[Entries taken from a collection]
________________
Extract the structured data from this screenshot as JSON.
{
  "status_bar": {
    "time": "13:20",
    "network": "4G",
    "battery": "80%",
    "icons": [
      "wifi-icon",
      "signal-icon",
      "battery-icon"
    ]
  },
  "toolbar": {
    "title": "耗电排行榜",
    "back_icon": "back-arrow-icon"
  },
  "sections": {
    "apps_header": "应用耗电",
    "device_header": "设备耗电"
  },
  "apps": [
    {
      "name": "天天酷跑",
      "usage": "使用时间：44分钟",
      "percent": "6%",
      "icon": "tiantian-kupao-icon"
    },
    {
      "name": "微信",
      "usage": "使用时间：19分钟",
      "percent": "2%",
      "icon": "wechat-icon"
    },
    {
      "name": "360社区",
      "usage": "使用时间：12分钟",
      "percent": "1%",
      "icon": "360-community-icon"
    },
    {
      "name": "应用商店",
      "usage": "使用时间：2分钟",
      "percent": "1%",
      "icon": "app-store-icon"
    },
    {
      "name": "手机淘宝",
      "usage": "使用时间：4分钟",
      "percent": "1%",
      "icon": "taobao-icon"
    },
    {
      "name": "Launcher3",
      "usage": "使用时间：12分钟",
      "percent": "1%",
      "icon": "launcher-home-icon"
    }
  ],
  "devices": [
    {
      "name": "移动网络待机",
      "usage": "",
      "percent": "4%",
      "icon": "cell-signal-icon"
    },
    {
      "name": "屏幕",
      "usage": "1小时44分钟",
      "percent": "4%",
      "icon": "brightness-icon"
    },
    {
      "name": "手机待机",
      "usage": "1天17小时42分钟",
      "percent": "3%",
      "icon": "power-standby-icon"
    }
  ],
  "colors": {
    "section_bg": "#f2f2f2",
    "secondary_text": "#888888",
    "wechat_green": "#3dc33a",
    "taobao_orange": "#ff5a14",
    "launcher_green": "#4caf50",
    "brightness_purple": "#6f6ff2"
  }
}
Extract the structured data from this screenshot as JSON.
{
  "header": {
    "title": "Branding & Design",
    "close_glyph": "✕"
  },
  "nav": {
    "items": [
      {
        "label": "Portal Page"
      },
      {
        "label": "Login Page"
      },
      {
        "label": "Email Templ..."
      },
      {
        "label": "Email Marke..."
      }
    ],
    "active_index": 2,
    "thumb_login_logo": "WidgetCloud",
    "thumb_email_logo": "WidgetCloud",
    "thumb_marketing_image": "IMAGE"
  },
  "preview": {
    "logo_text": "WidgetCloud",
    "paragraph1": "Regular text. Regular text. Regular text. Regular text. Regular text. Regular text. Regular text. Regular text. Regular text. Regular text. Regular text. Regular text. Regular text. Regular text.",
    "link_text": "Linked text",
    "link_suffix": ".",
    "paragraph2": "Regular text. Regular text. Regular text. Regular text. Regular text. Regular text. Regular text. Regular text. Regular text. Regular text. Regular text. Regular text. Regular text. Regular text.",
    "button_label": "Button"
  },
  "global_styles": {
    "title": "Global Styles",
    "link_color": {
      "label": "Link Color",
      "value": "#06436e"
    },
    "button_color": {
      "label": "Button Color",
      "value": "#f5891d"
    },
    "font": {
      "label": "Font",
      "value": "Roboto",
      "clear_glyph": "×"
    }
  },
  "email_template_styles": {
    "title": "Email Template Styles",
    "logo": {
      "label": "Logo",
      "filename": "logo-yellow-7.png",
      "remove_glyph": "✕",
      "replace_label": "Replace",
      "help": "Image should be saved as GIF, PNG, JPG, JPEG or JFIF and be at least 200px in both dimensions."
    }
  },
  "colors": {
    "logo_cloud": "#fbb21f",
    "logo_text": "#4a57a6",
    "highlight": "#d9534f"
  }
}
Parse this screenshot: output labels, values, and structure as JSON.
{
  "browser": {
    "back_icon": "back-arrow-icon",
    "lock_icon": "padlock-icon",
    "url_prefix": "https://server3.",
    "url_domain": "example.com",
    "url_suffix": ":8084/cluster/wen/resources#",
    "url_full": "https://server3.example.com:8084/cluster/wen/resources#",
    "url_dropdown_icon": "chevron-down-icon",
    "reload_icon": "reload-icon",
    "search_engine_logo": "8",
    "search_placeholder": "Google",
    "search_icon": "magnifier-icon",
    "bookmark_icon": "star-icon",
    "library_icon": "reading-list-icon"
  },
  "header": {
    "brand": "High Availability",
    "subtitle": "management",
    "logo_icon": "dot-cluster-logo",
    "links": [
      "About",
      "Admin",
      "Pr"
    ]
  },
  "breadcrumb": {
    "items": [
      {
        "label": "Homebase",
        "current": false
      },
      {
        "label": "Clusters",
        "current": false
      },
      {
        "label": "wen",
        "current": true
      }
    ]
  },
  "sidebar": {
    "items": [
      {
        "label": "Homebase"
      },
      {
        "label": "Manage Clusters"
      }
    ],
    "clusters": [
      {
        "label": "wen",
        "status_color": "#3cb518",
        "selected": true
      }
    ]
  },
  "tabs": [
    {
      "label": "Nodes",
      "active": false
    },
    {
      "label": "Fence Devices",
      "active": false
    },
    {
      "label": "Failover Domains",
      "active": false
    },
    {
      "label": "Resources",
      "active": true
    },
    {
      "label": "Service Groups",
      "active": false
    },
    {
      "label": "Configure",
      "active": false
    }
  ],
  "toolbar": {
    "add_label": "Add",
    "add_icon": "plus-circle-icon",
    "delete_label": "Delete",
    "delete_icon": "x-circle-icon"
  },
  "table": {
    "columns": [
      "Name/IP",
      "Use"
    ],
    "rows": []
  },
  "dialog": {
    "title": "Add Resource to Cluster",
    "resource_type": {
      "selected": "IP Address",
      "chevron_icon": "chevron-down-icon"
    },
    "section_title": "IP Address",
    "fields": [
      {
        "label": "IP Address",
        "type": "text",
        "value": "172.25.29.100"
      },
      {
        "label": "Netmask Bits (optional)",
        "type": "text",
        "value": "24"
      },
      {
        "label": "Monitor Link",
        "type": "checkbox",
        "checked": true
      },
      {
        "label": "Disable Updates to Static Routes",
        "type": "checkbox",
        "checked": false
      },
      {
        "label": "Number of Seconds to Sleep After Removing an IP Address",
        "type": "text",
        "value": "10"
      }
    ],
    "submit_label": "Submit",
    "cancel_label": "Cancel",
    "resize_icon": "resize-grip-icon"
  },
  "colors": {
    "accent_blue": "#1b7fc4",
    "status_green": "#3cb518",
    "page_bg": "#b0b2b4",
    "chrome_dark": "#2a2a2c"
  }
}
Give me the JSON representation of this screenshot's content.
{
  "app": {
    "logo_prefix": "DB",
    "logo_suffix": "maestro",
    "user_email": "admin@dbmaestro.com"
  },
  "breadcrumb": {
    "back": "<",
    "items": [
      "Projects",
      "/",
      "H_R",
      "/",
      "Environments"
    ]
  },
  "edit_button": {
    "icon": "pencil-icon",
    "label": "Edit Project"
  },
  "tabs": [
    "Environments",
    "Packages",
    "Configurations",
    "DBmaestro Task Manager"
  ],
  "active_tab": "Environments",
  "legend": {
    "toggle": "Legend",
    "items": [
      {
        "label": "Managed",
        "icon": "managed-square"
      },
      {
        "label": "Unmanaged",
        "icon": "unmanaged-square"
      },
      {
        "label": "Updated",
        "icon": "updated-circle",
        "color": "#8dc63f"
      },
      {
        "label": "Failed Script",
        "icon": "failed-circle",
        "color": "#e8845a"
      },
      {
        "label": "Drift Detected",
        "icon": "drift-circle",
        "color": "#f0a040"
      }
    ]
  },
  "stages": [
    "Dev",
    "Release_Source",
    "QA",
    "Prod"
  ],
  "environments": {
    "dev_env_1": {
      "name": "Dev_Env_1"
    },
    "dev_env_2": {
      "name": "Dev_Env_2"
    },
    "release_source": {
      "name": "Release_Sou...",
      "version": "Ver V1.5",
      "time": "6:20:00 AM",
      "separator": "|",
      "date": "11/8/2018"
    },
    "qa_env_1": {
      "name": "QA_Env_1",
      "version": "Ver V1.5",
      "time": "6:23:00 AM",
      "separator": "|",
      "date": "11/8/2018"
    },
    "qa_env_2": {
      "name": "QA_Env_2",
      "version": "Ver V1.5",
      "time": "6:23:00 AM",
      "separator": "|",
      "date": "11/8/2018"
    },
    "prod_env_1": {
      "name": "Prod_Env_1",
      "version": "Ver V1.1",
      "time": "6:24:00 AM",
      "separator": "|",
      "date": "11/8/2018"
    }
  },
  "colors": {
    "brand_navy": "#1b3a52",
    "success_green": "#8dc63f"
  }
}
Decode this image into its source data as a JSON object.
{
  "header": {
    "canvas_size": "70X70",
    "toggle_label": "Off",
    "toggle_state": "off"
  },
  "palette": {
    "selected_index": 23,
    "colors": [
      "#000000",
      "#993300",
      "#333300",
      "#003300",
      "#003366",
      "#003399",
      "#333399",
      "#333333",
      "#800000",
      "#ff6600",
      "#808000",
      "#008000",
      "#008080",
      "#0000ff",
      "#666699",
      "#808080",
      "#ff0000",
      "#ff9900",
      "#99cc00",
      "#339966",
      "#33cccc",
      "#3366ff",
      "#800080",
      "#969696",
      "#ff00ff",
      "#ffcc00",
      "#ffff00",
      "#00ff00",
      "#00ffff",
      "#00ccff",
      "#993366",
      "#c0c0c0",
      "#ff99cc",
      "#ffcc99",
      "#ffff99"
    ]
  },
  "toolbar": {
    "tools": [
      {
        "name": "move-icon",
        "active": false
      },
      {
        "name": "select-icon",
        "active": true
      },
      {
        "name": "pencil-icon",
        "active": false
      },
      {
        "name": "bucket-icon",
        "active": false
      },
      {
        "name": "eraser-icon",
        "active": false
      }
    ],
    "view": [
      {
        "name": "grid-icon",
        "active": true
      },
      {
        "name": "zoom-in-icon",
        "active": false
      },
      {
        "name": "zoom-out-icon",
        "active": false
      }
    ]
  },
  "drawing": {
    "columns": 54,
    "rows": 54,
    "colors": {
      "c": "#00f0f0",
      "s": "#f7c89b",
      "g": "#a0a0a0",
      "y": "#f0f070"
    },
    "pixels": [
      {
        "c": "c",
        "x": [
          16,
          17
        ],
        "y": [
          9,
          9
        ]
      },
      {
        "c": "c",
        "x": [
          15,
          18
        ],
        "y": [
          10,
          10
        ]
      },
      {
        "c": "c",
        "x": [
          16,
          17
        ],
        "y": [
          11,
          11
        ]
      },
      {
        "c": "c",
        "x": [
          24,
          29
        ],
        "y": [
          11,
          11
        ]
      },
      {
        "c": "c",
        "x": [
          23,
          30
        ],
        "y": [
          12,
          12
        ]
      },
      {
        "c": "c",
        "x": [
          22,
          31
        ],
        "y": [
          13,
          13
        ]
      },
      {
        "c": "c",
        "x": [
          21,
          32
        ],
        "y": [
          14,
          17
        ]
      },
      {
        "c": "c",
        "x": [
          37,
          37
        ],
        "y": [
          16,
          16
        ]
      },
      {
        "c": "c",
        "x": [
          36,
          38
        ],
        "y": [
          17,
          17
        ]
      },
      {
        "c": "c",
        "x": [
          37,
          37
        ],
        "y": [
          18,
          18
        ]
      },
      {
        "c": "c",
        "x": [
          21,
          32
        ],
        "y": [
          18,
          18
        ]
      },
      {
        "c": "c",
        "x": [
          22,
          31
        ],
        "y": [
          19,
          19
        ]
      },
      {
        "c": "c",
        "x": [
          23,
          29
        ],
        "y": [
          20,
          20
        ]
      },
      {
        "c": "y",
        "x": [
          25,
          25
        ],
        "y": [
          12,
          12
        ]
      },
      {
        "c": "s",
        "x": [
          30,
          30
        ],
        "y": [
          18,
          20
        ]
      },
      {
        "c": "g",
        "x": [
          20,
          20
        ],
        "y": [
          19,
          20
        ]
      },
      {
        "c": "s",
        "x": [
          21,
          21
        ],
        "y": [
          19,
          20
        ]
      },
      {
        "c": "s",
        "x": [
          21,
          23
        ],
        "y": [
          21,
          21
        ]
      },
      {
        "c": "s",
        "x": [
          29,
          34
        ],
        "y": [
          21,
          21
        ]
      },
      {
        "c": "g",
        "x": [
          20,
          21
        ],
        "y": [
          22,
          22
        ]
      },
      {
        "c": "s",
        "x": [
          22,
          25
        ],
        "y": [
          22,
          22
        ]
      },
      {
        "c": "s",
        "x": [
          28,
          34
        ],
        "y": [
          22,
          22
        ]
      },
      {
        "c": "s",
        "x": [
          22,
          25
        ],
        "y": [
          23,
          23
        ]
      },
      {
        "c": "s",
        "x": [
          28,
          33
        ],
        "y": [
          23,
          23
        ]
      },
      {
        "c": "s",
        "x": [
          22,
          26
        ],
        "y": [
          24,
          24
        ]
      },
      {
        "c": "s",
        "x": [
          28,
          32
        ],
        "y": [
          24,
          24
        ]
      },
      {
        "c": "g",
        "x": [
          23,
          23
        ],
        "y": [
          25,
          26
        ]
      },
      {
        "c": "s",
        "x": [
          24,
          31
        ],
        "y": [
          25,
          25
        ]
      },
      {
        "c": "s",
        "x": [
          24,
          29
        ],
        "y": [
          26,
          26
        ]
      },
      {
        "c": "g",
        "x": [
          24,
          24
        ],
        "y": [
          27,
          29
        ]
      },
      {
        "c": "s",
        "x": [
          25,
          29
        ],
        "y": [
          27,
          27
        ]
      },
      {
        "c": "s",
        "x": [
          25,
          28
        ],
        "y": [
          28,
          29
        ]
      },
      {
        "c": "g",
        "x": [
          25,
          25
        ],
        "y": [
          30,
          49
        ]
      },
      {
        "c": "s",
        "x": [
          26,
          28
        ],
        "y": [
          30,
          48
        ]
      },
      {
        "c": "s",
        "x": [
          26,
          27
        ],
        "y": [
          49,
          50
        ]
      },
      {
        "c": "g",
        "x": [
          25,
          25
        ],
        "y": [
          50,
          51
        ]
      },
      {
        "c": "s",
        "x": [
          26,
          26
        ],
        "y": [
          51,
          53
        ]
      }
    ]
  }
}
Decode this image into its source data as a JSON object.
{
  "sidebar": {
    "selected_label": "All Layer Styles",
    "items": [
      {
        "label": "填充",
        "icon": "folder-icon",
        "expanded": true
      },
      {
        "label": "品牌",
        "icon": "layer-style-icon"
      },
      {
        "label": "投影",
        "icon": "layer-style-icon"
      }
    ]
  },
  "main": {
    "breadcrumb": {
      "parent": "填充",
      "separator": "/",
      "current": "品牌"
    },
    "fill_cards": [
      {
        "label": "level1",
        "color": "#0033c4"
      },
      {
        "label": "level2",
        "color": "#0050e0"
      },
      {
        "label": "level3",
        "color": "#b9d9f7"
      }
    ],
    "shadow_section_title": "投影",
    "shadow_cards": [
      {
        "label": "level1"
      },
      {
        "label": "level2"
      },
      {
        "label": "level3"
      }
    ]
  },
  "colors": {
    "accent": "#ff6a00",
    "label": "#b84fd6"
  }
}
________________
Task to complete:
Gather and copy every line of the data in which the string "down" is found.

Full solution:
    "url_dropdown_icon": "chevron-down-icon",
      "chevron_icon": "chevron-down-icon"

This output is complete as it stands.